### Problem to work on
Tally the lines in the listing below that contain "Settings" and report the tally alone.

### Listed records
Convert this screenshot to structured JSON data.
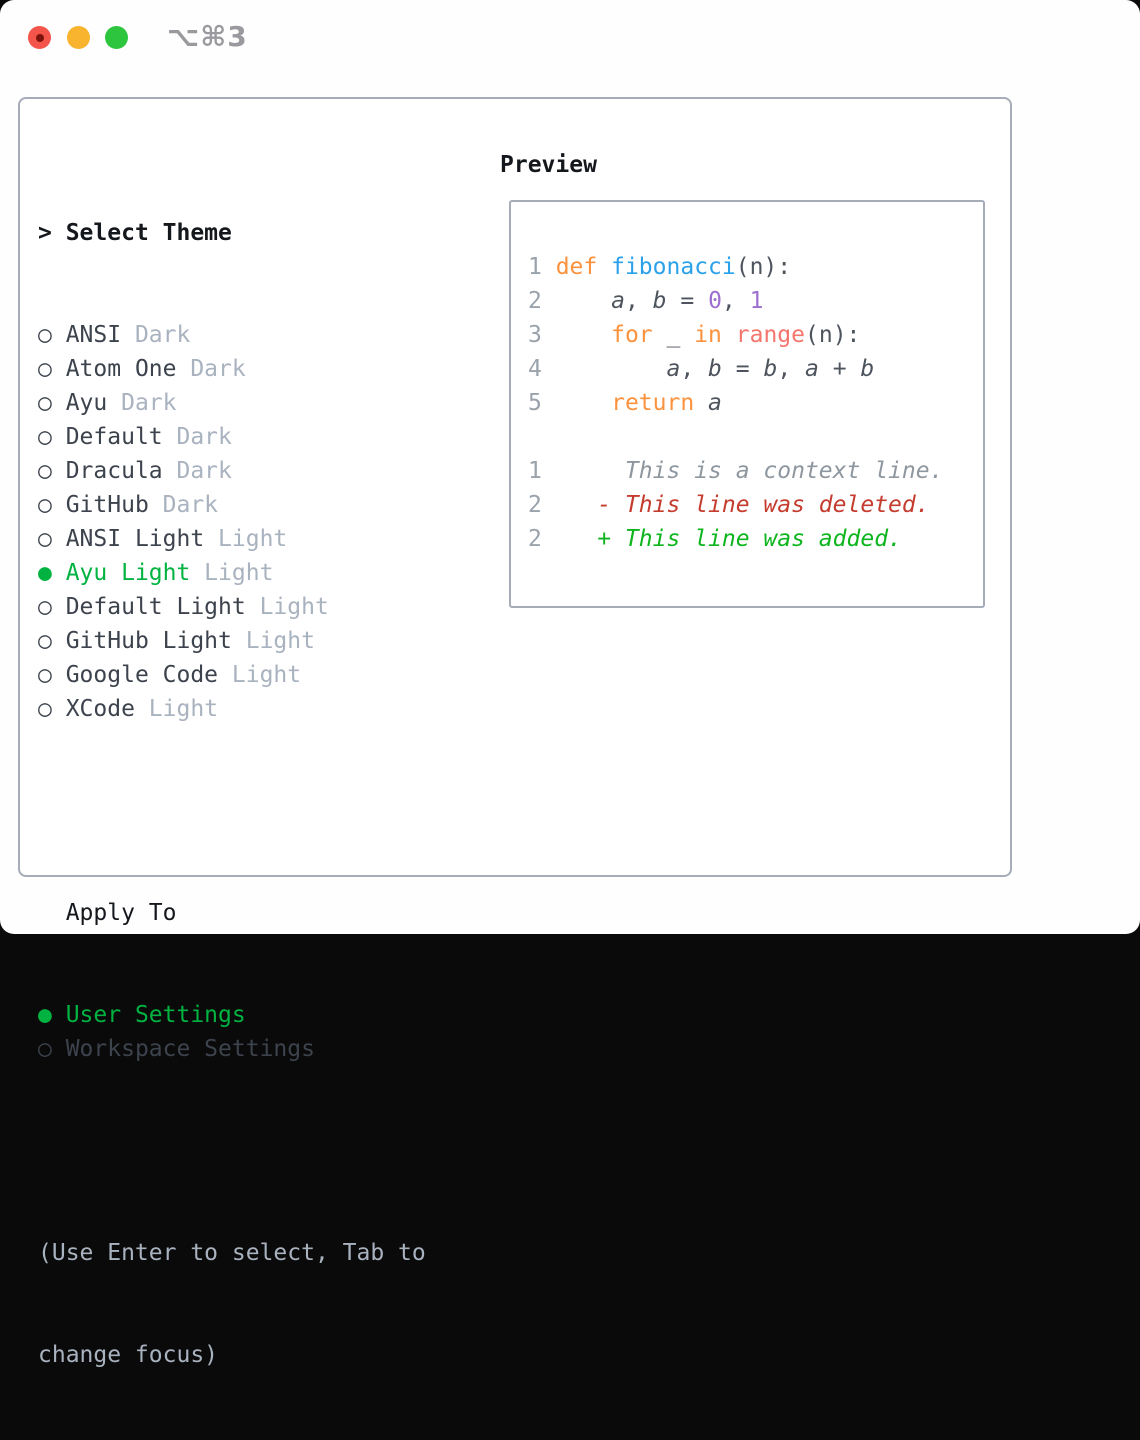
{
  "titlebar": {
    "shortcut": "⌥⌘3",
    "buttons": [
      {
        "name": "close",
        "color": "#f4554b"
      },
      {
        "name": "minimize",
        "color": "#f8b42e"
      },
      {
        "name": "zoom",
        "color": "#2ec53e"
      }
    ]
  },
  "panel": {
    "title_prompt": "> ",
    "title": "Select Theme",
    "themes": [
      {
        "name": "ANSI",
        "variant": "Dark",
        "selected": false
      },
      {
        "name": "Atom One",
        "variant": "Dark",
        "selected": false
      },
      {
        "name": "Ayu",
        "variant": "Dark",
        "selected": false
      },
      {
        "name": "Default",
        "variant": "Dark",
        "selected": false
      },
      {
        "name": "Dracula",
        "variant": "Dark",
        "selected": false
      },
      {
        "name": "GitHub",
        "variant": "Dark",
        "selected": false
      },
      {
        "name": "ANSI Light",
        "variant": "Light",
        "selected": false
      },
      {
        "name": "Ayu Light",
        "variant": "Light",
        "selected": true
      },
      {
        "name": "Default Light",
        "variant": "Light",
        "selected": false
      },
      {
        "name": "GitHub Light",
        "variant": "Light",
        "selected": false
      },
      {
        "name": "Google Code",
        "variant": "Light",
        "selected": false
      },
      {
        "name": "XCode",
        "variant": "Light",
        "selected": false
      }
    ],
    "marker_unselected": "○",
    "marker_selected": "●",
    "apply_to": {
      "label": "Apply To",
      "options": [
        {
          "label": "User Settings",
          "selected": true
        },
        {
          "label": "Workspace Settings",
          "selected": false
        }
      ]
    },
    "hint_lines": [
      "(Use Enter to select, Tab to",
      "change focus)"
    ]
  },
  "preview": {
    "title": "Preview",
    "code_lines": [
      {
        "num": "1",
        "segments": [
          {
            "t": "def",
            "c": "kw"
          },
          {
            "t": " ",
            "c": "pn"
          },
          {
            "t": "fibonacci",
            "c": "fn"
          },
          {
            "t": "(n):",
            "c": "pn"
          }
        ]
      },
      {
        "num": "2",
        "segments": [
          {
            "t": "    ",
            "c": "pn"
          },
          {
            "t": "a",
            "c": "var"
          },
          {
            "t": ", ",
            "c": "pn"
          },
          {
            "t": "b",
            "c": "var"
          },
          {
            "t": " = ",
            "c": "pn"
          },
          {
            "t": "0",
            "c": "lit"
          },
          {
            "t": ", ",
            "c": "pn"
          },
          {
            "t": "1",
            "c": "lit"
          }
        ]
      },
      {
        "num": "3",
        "segments": [
          {
            "t": "    ",
            "c": "pn"
          },
          {
            "t": "for",
            "c": "kw"
          },
          {
            "t": " _ ",
            "c": "pn"
          },
          {
            "t": "in",
            "c": "kw"
          },
          {
            "t": " ",
            "c": "pn"
          },
          {
            "t": "range",
            "c": "call"
          },
          {
            "t": "(n):",
            "c": "pn"
          }
        ]
      },
      {
        "num": "4",
        "segments": [
          {
            "t": "        ",
            "c": "pn"
          },
          {
            "t": "a",
            "c": "var"
          },
          {
            "t": ", ",
            "c": "pn"
          },
          {
            "t": "b",
            "c": "var"
          },
          {
            "t": " = ",
            "c": "pn"
          },
          {
            "t": "b",
            "c": "var"
          },
          {
            "t": ", ",
            "c": "pn"
          },
          {
            "t": "a",
            "c": "var"
          },
          {
            "t": " + ",
            "c": "pn"
          },
          {
            "t": "b",
            "c": "var"
          }
        ]
      },
      {
        "num": "5",
        "segments": [
          {
            "t": "    ",
            "c": "pn"
          },
          {
            "t": "return",
            "c": "kw"
          },
          {
            "t": " ",
            "c": "pn"
          },
          {
            "t": "a",
            "c": "var"
          }
        ]
      },
      {
        "num": "",
        "segments": []
      },
      {
        "num": "1",
        "segments": [
          {
            "t": "     This is a context line.",
            "c": "ctx"
          }
        ]
      },
      {
        "num": "2",
        "segments": [
          {
            "t": "   ",
            "c": "pn"
          },
          {
            "t": "- This line was deleted.",
            "c": "del"
          }
        ]
      },
      {
        "num": "2",
        "segments": [
          {
            "t": "   ",
            "c": "pn"
          },
          {
            "t": "+ This line was added.",
            "c": "add"
          }
        ]
      }
    ]
  },
  "colors": {
    "ink": "#14171c",
    "name": "#3d434d",
    "muted": "#a9b2bf",
    "border": "#a6adb8",
    "selgreen": "#00b341",
    "linenum": "#9aa2ab",
    "kw": "#fb923e",
    "fn": "#2aa1e8",
    "call": "#f4756d",
    "lit": "#9d6fd1",
    "pn": "#4d545d",
    "ctx": "#8e979f",
    "delred": "#c43c2e",
    "addgreen": "#0eb51f",
    "shortcut": "#99999e",
    "tl-red": "#f4554b",
    "tl-red-dot": "#7c130c",
    "tl-yellow": "#f8b42e",
    "tl-green": "#2ec53e"
  }
}
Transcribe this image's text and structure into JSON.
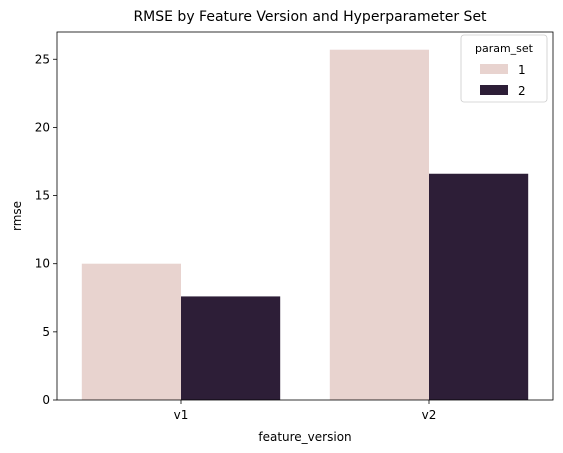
{
  "chart_data": {
    "type": "bar",
    "title": "RMSE by Feature Version and Hyperparameter Set",
    "xlabel": "feature_version",
    "ylabel": "rmse",
    "categories": [
      "v1",
      "v2"
    ],
    "series": [
      {
        "name": "1",
        "values": [
          10.0,
          25.7
        ],
        "color": "#e8d3cf"
      },
      {
        "name": "2",
        "values": [
          7.6,
          16.6
        ],
        "color": "#2d1e37"
      }
    ],
    "ylim": [
      0,
      27
    ],
    "yticks": [
      0,
      5,
      10,
      15,
      20,
      25
    ],
    "grid": false,
    "legend": {
      "title": "param_set",
      "placement": "top-right"
    }
  }
}
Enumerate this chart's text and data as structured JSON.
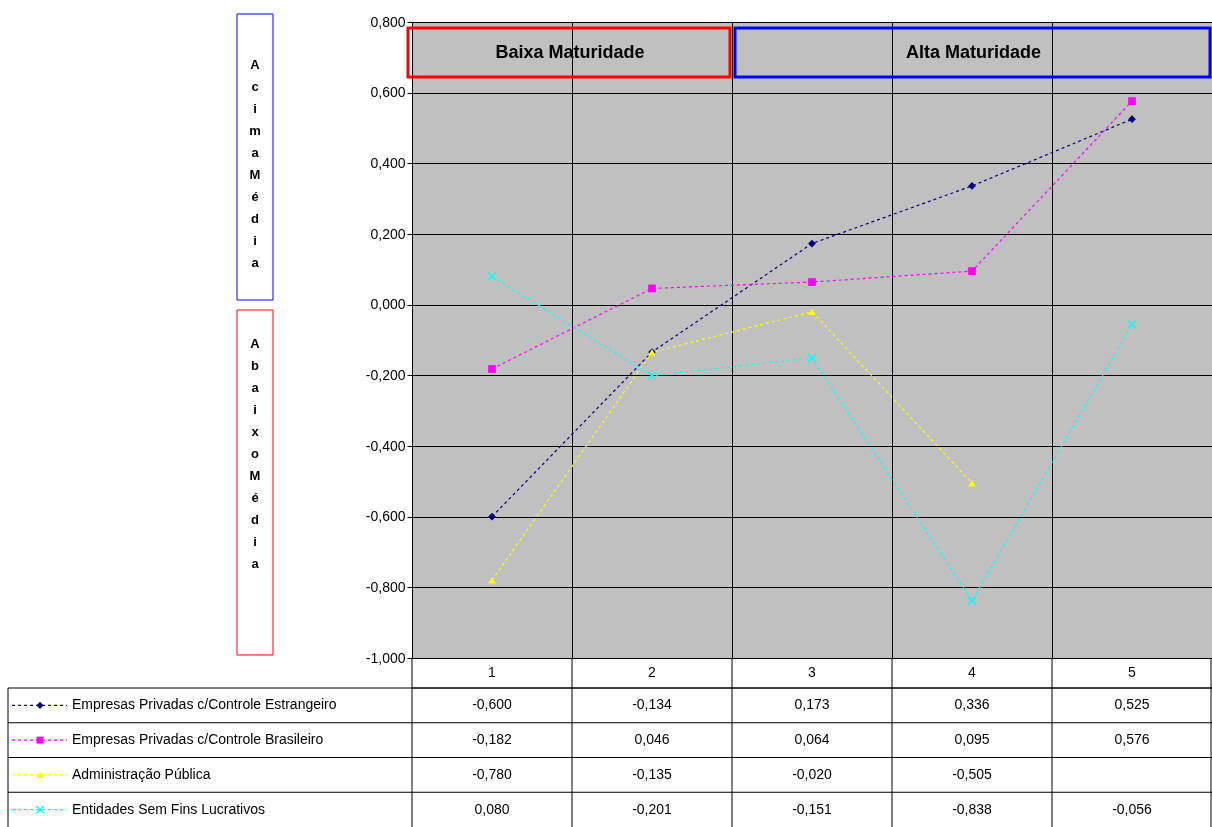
{
  "chart_data": {
    "type": "line",
    "categories": [
      "1",
      "2",
      "3",
      "4",
      "5"
    ],
    "series": [
      {
        "name": "Empresas Privadas c/Controle Estrangeiro",
        "color": "#000080",
        "marker": "diamond",
        "values": [
          -0.6,
          -0.134,
          0.173,
          0.336,
          0.525
        ],
        "value_labels": [
          "-0,600",
          "-0,134",
          "0,173",
          "0,336",
          "0,525"
        ]
      },
      {
        "name": "Empresas Privadas c/Controle Brasileiro",
        "color": "#ff00ff",
        "marker": "square",
        "values": [
          -0.182,
          0.046,
          0.064,
          0.095,
          0.576
        ],
        "value_labels": [
          "-0,182",
          "0,046",
          "0,064",
          "0,095",
          "0,576"
        ]
      },
      {
        "name": "Administração Pública",
        "color": "#ffff00",
        "marker": "triangle",
        "values": [
          -0.78,
          -0.135,
          -0.02,
          -0.505,
          null
        ],
        "value_labels": [
          "-0,780",
          "-0,135",
          "-0,020",
          "-0,505",
          null
        ]
      },
      {
        "name": "Entidades Sem Fins Lucrativos",
        "color": "#00ffff",
        "marker": "cross",
        "values": [
          0.08,
          -0.201,
          -0.151,
          -0.838,
          -0.056
        ],
        "value_labels": [
          "0,080",
          "-0,201",
          "-0,151",
          "-0,838",
          "-0,056"
        ]
      }
    ],
    "ylim": [
      -1,
      0.8
    ],
    "yticks": [
      {
        "value": -1,
        "label": "-1,000"
      },
      {
        "value": -0.8,
        "label": "-0,800"
      },
      {
        "value": -0.6,
        "label": "-0,600"
      },
      {
        "value": -0.4,
        "label": "-0,400"
      },
      {
        "value": -0.2,
        "label": "-0,200"
      },
      {
        "value": 0,
        "label": "0,000"
      },
      {
        "value": 0.2,
        "label": "0,200"
      },
      {
        "value": 0.4,
        "label": "0,400"
      },
      {
        "value": 0.6,
        "label": "0,600"
      },
      {
        "value": 0.8,
        "label": "0,800"
      }
    ],
    "grid": true,
    "legend": "bottom",
    "line_style": "dashed",
    "annotations": [
      "Baixa Maturidade",
      "Alta Maturidade",
      "Acima Média",
      "Abaixo Média"
    ]
  }
}
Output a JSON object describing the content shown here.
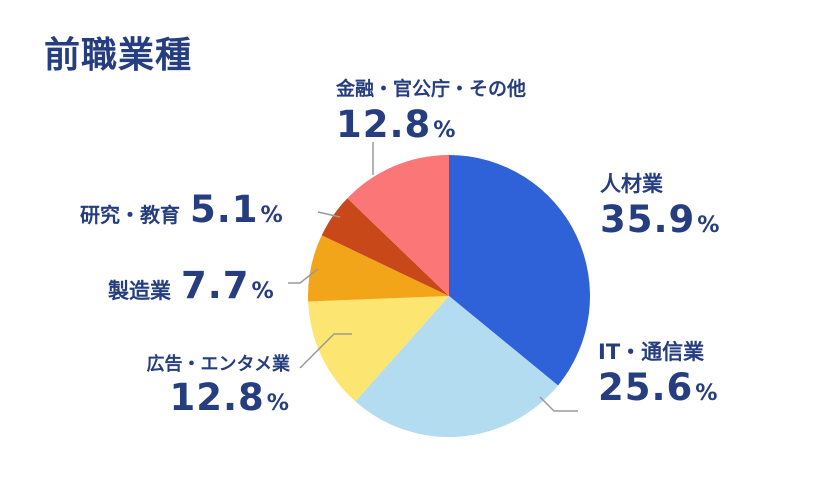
{
  "chart_data": {
    "type": "pie",
    "title": "前職業種",
    "categories": [
      "人材業",
      "IT・通信業",
      "広告・エンタメ業",
      "製造業",
      "研究・教育",
      "金融・官公庁・その他"
    ],
    "values": [
      35.9,
      25.6,
      12.8,
      7.7,
      5.1,
      12.8
    ],
    "value_labels": [
      "35.9",
      "25.6",
      "12.8",
      "7.7",
      "5.1",
      "12.8"
    ],
    "unit": "%",
    "colors": [
      "#2f62d9",
      "#b3dcf1",
      "#fde572",
      "#f3a519",
      "#c8481a",
      "#fb7777"
    ],
    "start_angle_deg": 0,
    "direction": "clockwise",
    "legend": "none"
  }
}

### Full output
2